(Chart and figure data)
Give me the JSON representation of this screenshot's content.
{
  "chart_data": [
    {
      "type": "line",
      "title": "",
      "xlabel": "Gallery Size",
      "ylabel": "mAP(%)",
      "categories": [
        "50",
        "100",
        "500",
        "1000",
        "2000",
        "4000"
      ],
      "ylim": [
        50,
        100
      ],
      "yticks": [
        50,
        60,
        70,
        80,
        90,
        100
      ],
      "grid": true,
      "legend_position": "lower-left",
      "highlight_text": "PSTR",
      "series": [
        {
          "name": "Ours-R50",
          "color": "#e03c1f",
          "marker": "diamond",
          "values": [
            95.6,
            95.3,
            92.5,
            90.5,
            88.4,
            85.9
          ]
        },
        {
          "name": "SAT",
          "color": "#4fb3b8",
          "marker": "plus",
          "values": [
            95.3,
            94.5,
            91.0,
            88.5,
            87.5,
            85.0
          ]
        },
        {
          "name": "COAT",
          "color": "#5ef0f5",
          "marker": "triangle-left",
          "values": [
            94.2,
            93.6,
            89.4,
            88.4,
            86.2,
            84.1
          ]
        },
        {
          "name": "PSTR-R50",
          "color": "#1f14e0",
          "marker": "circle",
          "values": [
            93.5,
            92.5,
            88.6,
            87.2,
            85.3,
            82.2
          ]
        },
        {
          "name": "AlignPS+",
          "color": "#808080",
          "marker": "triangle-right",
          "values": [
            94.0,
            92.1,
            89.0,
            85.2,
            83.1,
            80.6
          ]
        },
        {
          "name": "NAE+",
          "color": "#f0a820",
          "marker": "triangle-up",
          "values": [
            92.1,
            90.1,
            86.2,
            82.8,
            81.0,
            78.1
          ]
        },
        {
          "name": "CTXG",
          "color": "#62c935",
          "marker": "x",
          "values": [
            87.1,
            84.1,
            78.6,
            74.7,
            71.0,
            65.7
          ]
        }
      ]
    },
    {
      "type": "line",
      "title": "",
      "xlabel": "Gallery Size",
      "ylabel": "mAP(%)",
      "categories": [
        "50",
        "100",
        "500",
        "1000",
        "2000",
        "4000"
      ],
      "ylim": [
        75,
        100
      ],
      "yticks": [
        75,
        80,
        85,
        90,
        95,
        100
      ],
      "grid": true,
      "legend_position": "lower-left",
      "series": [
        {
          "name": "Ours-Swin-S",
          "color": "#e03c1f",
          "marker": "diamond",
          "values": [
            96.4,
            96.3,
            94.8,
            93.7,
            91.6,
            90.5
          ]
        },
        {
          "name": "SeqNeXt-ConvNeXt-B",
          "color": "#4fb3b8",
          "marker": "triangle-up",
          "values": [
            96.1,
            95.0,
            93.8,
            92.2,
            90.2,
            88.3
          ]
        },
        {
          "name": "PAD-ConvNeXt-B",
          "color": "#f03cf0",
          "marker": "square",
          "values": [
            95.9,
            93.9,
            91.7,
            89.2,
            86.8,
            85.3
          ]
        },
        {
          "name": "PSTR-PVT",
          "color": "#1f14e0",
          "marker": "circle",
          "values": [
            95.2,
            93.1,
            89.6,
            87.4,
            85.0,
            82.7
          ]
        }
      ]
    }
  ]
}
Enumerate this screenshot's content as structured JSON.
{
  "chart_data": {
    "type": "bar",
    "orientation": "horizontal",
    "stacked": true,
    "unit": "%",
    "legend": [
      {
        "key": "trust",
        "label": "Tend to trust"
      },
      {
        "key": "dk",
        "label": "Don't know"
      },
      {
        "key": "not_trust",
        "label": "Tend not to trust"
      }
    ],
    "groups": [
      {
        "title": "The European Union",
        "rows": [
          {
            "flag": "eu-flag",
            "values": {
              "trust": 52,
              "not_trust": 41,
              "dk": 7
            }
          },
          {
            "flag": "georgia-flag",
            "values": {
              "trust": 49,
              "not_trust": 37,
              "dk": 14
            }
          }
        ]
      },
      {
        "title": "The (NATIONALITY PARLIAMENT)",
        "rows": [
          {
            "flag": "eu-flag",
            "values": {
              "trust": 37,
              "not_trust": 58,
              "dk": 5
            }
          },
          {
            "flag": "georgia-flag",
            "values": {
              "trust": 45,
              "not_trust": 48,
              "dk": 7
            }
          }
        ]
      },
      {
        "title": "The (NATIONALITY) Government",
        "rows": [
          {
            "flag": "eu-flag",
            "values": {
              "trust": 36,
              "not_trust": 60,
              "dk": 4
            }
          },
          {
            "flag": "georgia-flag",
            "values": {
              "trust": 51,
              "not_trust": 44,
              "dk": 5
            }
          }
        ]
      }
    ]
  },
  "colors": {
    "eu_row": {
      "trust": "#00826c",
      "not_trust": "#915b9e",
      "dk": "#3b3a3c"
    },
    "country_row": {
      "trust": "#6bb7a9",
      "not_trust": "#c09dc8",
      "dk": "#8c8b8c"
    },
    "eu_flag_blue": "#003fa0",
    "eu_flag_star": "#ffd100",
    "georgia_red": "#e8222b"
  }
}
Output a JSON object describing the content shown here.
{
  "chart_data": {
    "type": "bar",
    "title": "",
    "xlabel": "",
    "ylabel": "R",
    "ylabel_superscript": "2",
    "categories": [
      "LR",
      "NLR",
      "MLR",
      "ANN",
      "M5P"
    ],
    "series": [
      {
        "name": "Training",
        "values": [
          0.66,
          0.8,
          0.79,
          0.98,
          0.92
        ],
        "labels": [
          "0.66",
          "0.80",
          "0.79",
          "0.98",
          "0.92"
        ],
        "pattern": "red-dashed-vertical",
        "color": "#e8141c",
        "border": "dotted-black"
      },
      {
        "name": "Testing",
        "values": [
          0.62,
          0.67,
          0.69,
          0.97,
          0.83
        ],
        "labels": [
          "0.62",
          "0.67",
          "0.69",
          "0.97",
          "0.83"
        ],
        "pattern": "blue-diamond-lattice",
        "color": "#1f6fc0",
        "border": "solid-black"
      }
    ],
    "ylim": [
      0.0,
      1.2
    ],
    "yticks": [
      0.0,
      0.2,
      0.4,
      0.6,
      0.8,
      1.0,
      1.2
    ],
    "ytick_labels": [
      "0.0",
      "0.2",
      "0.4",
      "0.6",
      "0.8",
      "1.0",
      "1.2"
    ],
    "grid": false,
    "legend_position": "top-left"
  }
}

• WHAT YOU ARE ASKED TO DO: Set down the listing above in full, please, exactly as it appears.

• THE ANSWER:
Give me the JSON representation of this screenshot's content.
{
  "chart_data": [
    {
      "type": "line",
      "title": "",
      "xlabel": "Gallery Size",
      "ylabel": "mAP(%)",
      "categories": [
        "50",
        "100",
        "500",
        "1000",
        "2000",
        "4000"
      ],
      "ylim": [
        50,
        100
      ],
      "yticks": [
        50,
        60,
        70,
        80,
        90,
        100
      ],
      "grid": true,
      "legend_position": "lower-left",
      "highlight_text": "PSTR",
      "series": [
        {
          "name": "Ours-R50",
          "color": "#e03c1f",
          "marker": "diamond",
          "values": [
            95.6,
            95.3,
            92.5,
            90.5,
            88.4,
            85.9
          ]
        },
        {
          "name": "SAT",
          "color": "#4fb3b8",
          "marker": "plus",
          "values": [
            95.3,
            94.5,
            91.0,
            88.5,
            87.5,
            85.0
          ]
        },
        {
          "name": "COAT",
          "color": "#5ef0f5",
          "marker": "triangle-left",
          "values": [
            94.2,
            93.6,
            89.4,
            88.4,
            86.2,
            84.1
          ]
        },
        {
          "name": "PSTR-R50",
          "color": "#1f14e0",
          "marker": "circle",
          "values": [
            93.5,
            92.5,
            88.6,
            87.2,
            85.3,
            82.2
          ]
        },
        {
          "name": "AlignPS+",
          "color": "#808080",
          "marker": "triangle-right",
          "values": [
            94.0,
            92.1,
            89.0,
            85.2,
            83.1,
            80.6
          ]
        },
        {
          "name": "NAE+",
          "color": "#f0a820",
          "marker": "triangle-up",
          "values": [
            92.1,
            90.1,
            86.2,
            82.8,
            81.0,
            78.1
          ]
        },
        {
          "name": "CTXG",
          "color": "#62c935",
          "marker": "x",
          "values": [
            87.1,
            84.1,
            78.6,
            74.7,
            71.0,
            65.7
          ]
        }
      ]
    },
    {
      "type": "line",
      "title": "",
      "xlabel": "Gallery Size",
      "ylabel": "mAP(%)",
      "categories": [
        "50",
        "100",
        "500",
        "1000",
        "2000",
        "4000"
      ],
      "ylim": [
        75,
        100
      ],
      "yticks": [
        75,
        80,
        85,
        90,
        95,
        100
      ],
      "grid": true,
      "legend_position": "lower-left",
      "series": [
        {
          "name": "Ours-Swin-S",
          "color": "#e03c1f",
          "marker": "diamond",
          "values": [
            96.4,
            96.3,
            94.8,
            93.7,
            91.6,
            90.5
          ]
        },
        {
          "name": "SeqNeXt-ConvNeXt-B",
          "color": "#4fb3b8",
          "marker": "triangle-up",
          "values": [
            96.1,
            95.0,
            93.8,
            92.2,
            90.2,
            88.3
          ]
        },
        {
          "name": "PAD-ConvNeXt-B",
          "color": "#f03cf0",
          "marker": "square",
          "values": [
            95.9,
            93.9,
            91.7,
            89.2,
            86.8,
            85.3
          ]
        },
        {
          "name": "PSTR-PVT",
          "color": "#1f14e0",
          "marker": "circle",
          "values": [
            95.2,
            93.1,
            89.6,
            87.4,
            85.0,
            82.7
          ]
        }
      ]
    }
  ]
}
Enumerate this screenshot's content as structured JSON.
{
  "chart_data": {
    "type": "bar",
    "orientation": "horizontal",
    "stacked": true,
    "unit": "%",
    "legend": [
      {
        "key": "trust",
        "label": "Tend to trust"
      },
      {
        "key": "dk",
        "label": "Don't know"
      },
      {
        "key": "not_trust",
        "label": "Tend not to trust"
      }
    ],
    "groups": [
      {
        "title": "The European Union",
        "rows": [
          {
            "flag": "eu-flag",
            "values": {
              "trust": 52,
              "not_trust": 41,
              "dk": 7
            }
          },
          {
            "flag": "georgia-flag",
            "values": {
              "trust": 49,
              "not_trust": 37,
              "dk": 14
            }
          }
        ]
      },
      {
        "title": "The (NATIONALITY PARLIAMENT)",
        "rows": [
          {
            "flag": "eu-flag",
            "values": {
              "trust": 37,
              "not_trust": 58,
              "dk": 5
            }
          },
          {
            "flag": "georgia-flag",
            "values": {
              "trust": 45,
              "not_trust": 48,
              "dk": 7
            }
          }
        ]
      },
      {
        "title": "The (NATIONALITY) Government",
        "rows": [
          {
            "flag": "eu-flag",
            "values": {
              "trust": 36,
              "not_trust": 60,
              "dk": 4
            }
          },
          {
            "flag": "georgia-flag",
            "values": {
              "trust": 51,
              "not_trust": 44,
              "dk": 5
            }
          }
        ]
      }
    ]
  },
  "colors": {
    "eu_row": {
      "trust": "#00826c",
      "not_trust": "#915b9e",
      "dk": "#3b3a3c"
    },
    "country_row": {
      "trust": "#6bb7a9",
      "not_trust": "#c09dc8",
      "dk": "#8c8b8c"
    },
    "eu_flag_blue": "#003fa0",
    "eu_flag_star": "#ffd100",
    "georgia_red": "#e8222b"
  }
}
Output a JSON object describing the content shown here.
{
  "chart_data": {
    "type": "bar",
    "title": "",
    "xlabel": "",
    "ylabel": "R",
    "ylabel_superscript": "2",
    "categories": [
      "LR",
      "NLR",
      "MLR",
      "ANN",
      "M5P"
    ],
    "series": [
      {
        "name": "Training",
        "values": [
          0.66,
          0.8,
          0.79,
          0.98,
          0.92
        ],
        "labels": [
          "0.66",
          "0.80",
          "0.79",
          "0.98",
          "0.92"
        ],
        "pattern": "red-dashed-vertical",
        "color": "#e8141c",
        "border": "dotted-black"
      },
      {
        "name": "Testing",
        "values": [
          0.62,
          0.67,
          0.69,
          0.97,
          0.83
        ],
        "labels": [
          "0.62",
          "0.67",
          "0.69",
          "0.97",
          "0.83"
        ],
        "pattern": "blue-diamond-lattice",
        "color": "#1f6fc0",
        "border": "solid-black"
      }
    ],
    "ylim": [
      0.0,
      1.2
    ],
    "yticks": [
      0.0,
      0.2,
      0.4,
      0.6,
      0.8,
      1.0,
      1.2
    ],
    "ytick_labels": [
      "0.0",
      "0.2",
      "0.4",
      "0.6",
      "0.8",
      "1.0",
      "1.2"
    ],
    "grid": false,
    "legend_position": "top-left"
  }
}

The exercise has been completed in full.